# [TASK INPUTS]
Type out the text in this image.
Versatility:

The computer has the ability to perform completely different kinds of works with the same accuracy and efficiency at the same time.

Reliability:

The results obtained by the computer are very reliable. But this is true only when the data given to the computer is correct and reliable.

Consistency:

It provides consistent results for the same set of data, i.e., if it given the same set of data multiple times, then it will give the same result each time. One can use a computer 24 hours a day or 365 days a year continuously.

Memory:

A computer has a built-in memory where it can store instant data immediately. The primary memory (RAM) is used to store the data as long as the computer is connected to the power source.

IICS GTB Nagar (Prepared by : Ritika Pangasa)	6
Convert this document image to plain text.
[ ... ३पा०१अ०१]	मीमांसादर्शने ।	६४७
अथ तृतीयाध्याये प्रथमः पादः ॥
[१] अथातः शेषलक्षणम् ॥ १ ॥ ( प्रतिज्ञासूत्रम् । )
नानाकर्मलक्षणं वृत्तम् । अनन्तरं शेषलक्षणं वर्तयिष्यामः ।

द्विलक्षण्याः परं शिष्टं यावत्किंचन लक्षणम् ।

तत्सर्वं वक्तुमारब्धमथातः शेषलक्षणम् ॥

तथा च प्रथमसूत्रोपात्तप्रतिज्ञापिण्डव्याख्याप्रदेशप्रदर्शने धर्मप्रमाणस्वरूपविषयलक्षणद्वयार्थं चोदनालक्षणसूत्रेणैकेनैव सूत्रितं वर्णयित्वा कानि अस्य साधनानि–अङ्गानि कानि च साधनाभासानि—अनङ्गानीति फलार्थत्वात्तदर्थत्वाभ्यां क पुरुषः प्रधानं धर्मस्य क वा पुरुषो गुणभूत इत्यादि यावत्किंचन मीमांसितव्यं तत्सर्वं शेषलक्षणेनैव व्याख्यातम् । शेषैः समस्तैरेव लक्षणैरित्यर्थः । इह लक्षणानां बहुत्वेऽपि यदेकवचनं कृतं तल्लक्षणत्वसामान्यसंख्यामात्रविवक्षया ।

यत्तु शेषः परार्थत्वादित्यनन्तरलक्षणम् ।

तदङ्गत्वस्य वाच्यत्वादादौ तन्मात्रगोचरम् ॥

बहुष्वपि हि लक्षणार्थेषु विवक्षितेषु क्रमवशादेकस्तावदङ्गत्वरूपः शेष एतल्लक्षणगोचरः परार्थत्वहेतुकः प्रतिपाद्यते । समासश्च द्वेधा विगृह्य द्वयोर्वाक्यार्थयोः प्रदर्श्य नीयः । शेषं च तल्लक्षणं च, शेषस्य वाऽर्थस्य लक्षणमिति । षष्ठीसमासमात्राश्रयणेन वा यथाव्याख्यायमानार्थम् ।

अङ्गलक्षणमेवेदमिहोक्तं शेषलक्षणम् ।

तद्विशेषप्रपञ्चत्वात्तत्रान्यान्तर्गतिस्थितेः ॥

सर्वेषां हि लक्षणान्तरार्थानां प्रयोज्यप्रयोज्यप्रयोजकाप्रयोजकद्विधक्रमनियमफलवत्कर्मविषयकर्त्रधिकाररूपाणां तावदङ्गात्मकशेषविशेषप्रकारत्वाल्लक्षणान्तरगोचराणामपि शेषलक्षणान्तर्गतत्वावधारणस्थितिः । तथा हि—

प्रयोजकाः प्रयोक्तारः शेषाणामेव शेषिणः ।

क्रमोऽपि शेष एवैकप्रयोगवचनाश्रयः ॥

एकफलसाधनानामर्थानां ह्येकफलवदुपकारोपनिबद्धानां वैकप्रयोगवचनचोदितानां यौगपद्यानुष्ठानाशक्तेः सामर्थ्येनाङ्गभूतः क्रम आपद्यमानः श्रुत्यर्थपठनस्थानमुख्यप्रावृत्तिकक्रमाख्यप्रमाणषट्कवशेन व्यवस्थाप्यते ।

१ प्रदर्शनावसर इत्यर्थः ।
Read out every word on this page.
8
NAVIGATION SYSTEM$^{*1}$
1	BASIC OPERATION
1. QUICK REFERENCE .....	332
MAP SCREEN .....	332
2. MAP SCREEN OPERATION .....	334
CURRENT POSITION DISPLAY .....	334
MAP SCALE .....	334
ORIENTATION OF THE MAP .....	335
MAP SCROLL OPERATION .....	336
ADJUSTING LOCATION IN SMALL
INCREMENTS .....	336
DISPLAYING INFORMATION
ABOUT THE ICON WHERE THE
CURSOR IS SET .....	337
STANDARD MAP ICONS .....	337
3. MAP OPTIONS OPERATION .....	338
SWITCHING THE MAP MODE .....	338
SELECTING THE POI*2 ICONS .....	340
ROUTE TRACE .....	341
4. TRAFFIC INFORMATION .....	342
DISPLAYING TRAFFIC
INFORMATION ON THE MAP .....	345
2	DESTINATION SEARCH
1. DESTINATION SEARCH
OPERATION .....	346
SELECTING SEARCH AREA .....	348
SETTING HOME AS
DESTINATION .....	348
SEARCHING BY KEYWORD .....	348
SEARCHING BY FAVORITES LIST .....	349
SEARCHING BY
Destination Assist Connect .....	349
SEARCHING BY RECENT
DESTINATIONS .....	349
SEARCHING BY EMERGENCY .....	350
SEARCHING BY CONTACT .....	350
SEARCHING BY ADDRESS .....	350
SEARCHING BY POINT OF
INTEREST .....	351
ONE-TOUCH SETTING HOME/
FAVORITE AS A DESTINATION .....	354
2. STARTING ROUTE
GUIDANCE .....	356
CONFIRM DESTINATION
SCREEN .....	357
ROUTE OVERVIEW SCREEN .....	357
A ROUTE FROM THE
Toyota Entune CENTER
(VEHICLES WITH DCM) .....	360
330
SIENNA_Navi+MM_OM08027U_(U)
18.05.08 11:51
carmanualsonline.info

# [DESCRIPTION OF THE TASK]
Scan the material above for the word "SCREEN". Copy each line where it occurs.

# [TASK ANSWER]
MAP SCREEN .....	332
2. MAP SCREEN OPERATION .....	334
SCREEN .....	357
ROUTE OVERVIEW SCREEN .....	357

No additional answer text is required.